Could you copy every line from the material below in which "buiten" appears?

┏━━

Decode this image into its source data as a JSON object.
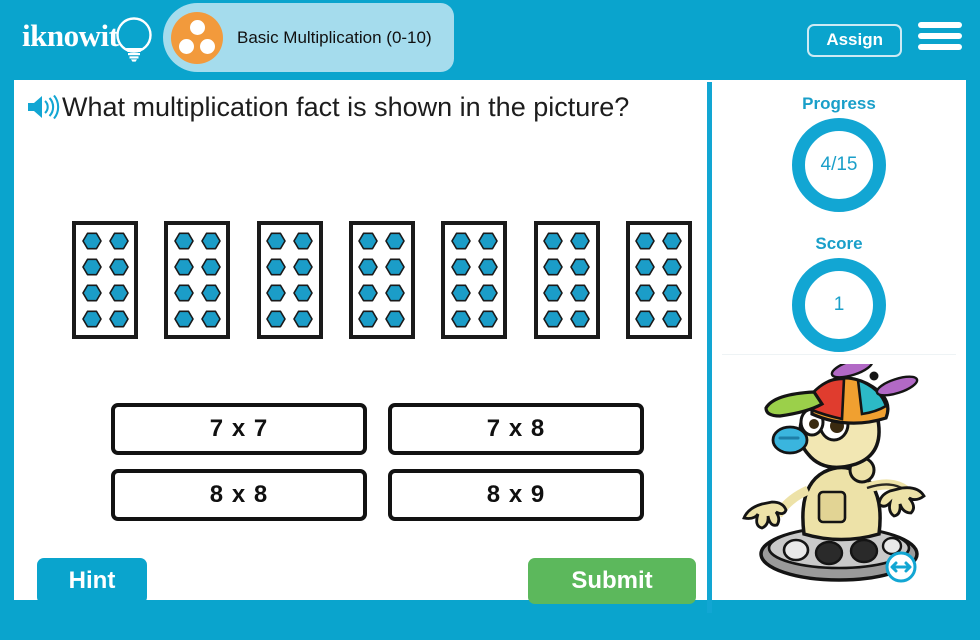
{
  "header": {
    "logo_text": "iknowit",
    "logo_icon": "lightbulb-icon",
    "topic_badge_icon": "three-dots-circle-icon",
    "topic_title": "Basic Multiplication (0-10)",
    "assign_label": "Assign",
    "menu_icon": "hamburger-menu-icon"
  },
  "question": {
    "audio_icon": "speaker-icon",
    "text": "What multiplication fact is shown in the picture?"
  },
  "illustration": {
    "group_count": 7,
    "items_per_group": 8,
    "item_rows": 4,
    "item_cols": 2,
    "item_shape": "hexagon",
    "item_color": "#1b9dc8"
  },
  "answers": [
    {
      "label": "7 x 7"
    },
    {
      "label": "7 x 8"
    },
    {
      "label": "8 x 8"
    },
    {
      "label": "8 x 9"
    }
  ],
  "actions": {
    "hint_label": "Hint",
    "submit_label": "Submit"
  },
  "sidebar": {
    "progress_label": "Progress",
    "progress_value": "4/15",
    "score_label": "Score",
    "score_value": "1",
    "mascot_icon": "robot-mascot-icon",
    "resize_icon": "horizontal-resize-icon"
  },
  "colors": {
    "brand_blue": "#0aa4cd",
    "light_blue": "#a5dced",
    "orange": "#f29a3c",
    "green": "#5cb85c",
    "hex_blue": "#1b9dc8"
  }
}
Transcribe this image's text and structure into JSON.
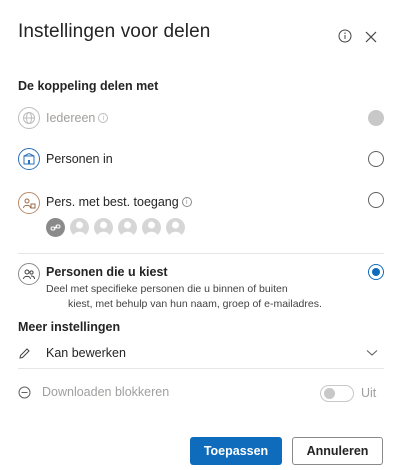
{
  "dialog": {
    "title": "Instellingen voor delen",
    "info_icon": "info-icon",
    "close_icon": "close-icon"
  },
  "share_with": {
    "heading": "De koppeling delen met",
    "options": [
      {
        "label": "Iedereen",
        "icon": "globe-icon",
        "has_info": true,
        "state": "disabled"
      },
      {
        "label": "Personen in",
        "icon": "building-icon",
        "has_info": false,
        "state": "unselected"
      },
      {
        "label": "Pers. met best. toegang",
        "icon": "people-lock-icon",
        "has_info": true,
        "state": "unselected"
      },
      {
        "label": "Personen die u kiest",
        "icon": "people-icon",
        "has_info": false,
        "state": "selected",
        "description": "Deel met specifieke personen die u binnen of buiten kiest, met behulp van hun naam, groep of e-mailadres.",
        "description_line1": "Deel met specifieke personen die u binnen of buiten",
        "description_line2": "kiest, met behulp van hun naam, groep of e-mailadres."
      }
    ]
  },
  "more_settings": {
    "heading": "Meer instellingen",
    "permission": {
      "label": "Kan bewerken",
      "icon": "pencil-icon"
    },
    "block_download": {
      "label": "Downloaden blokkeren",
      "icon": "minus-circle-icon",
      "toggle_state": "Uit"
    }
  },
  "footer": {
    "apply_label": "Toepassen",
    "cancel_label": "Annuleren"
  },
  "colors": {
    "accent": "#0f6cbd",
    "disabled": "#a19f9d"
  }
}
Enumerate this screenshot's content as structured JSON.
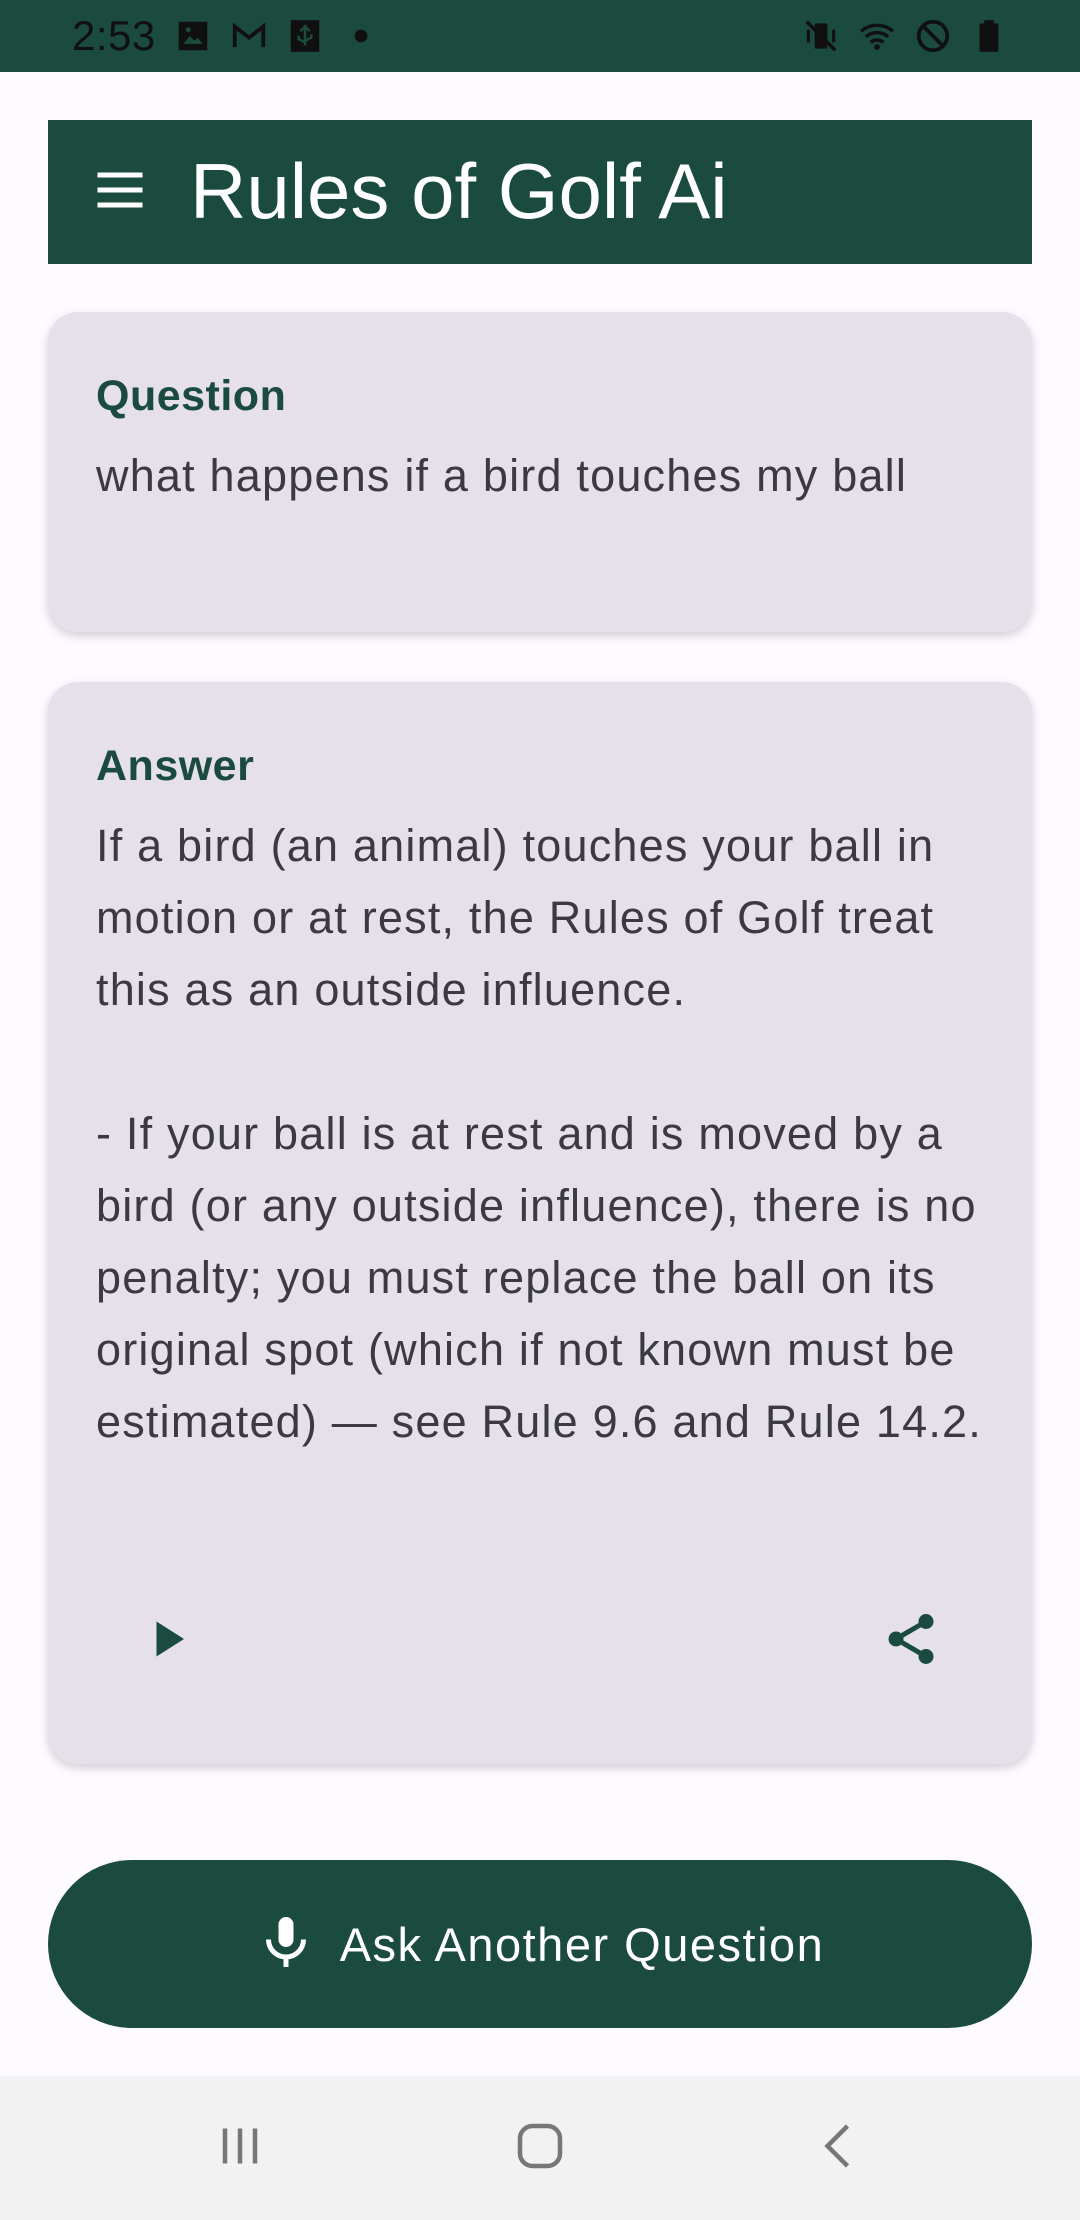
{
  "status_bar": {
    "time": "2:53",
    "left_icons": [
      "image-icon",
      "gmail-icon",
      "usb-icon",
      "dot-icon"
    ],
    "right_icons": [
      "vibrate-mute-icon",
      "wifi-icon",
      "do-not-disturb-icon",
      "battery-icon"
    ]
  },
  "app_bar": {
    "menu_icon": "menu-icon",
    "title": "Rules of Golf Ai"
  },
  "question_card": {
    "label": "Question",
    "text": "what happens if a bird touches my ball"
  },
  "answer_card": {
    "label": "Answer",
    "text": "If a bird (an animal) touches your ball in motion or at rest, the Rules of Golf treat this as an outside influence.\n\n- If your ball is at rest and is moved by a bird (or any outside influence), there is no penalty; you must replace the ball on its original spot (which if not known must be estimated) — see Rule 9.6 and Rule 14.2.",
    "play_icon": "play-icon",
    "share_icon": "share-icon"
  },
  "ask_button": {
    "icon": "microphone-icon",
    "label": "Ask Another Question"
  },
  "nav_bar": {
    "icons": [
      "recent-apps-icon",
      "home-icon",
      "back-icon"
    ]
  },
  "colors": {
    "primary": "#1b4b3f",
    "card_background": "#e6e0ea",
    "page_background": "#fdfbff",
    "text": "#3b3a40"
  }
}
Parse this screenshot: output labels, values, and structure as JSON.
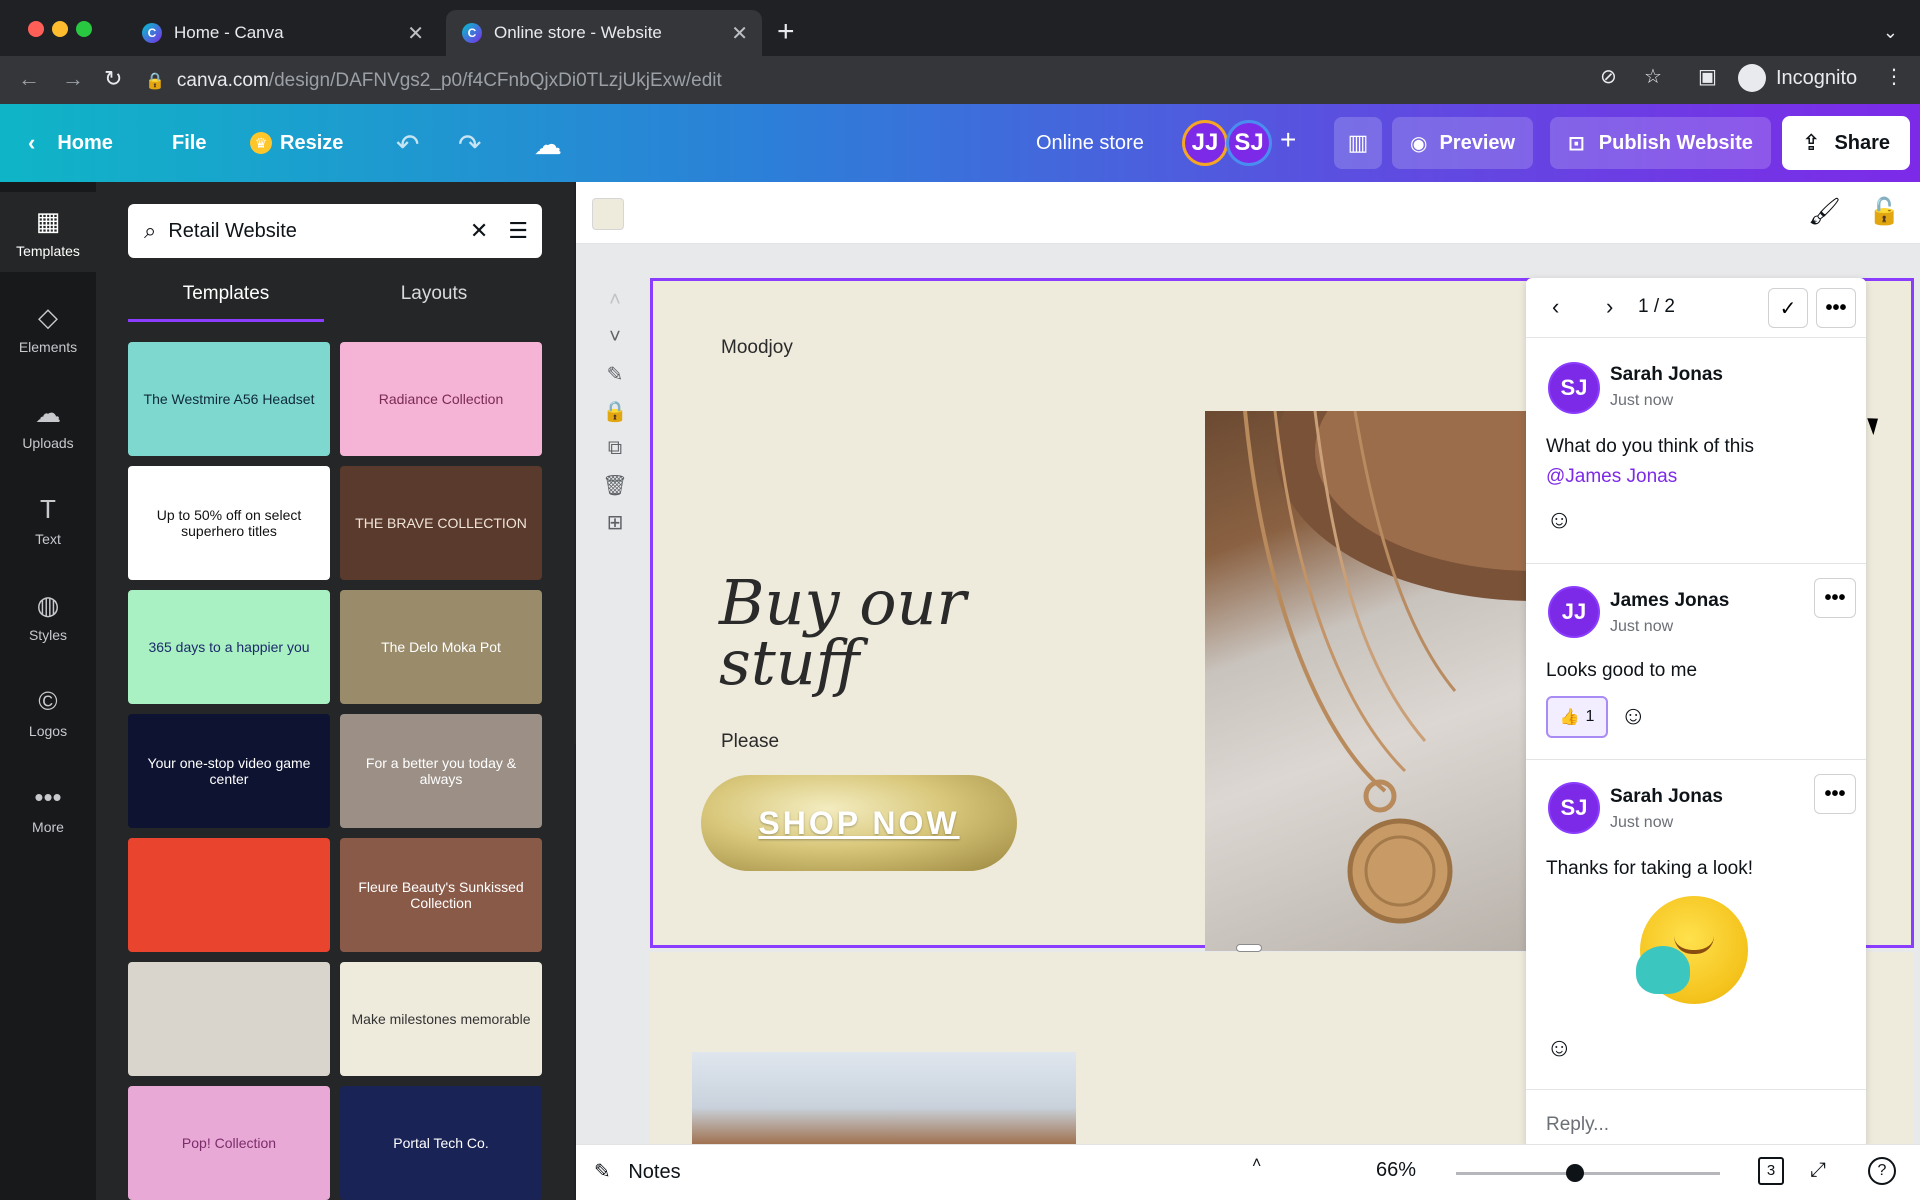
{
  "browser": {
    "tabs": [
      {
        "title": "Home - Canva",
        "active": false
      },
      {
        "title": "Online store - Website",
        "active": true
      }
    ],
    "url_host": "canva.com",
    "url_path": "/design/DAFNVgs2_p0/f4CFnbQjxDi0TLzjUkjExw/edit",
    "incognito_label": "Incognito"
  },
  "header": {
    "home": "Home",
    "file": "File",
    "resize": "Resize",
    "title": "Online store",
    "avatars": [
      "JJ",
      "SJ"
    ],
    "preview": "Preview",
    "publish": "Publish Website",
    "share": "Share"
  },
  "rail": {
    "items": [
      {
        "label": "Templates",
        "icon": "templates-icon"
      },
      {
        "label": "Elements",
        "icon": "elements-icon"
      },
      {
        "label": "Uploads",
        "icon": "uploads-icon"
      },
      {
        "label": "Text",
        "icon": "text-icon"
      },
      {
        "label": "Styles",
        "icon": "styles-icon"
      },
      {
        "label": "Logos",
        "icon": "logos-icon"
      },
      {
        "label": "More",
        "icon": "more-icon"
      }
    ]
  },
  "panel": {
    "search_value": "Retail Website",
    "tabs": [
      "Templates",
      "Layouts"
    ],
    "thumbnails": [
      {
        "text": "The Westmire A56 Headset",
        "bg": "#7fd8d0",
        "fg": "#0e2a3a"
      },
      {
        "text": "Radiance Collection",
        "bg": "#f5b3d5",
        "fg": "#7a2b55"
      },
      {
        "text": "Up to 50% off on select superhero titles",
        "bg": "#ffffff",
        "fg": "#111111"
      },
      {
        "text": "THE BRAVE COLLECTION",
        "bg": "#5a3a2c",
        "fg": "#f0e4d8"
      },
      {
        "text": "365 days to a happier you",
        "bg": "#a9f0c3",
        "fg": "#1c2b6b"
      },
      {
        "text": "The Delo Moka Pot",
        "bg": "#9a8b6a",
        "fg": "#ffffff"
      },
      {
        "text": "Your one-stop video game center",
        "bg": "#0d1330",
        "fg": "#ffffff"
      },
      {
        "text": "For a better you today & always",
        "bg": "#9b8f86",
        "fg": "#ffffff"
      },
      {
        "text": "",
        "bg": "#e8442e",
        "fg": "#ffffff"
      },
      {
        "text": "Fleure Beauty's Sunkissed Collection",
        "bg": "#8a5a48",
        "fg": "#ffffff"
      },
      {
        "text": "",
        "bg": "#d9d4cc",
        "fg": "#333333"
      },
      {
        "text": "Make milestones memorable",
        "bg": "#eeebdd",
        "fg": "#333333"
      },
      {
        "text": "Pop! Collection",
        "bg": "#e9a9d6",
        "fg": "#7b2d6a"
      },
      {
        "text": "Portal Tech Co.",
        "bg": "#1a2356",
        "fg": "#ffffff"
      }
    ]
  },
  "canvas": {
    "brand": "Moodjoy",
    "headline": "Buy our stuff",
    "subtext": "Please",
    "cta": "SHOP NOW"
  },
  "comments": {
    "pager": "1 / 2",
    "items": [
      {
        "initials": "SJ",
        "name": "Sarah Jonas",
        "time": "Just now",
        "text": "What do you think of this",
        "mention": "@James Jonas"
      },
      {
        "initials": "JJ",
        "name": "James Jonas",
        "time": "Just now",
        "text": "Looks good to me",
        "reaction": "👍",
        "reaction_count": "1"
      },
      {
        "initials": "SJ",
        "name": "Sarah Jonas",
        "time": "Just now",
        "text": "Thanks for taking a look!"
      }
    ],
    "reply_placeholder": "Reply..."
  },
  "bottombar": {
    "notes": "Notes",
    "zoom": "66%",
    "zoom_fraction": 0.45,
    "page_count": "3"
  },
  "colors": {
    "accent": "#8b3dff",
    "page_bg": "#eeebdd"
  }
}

┗━━

▶ **TASK RESULT**
        "description": "Deel met specifieke personen die u binnen of buiten kiest, met behulp van hun naam, groep of e-mailadres.",
        "description_line1": "Deel met specifieke personen die u binnen of buiten",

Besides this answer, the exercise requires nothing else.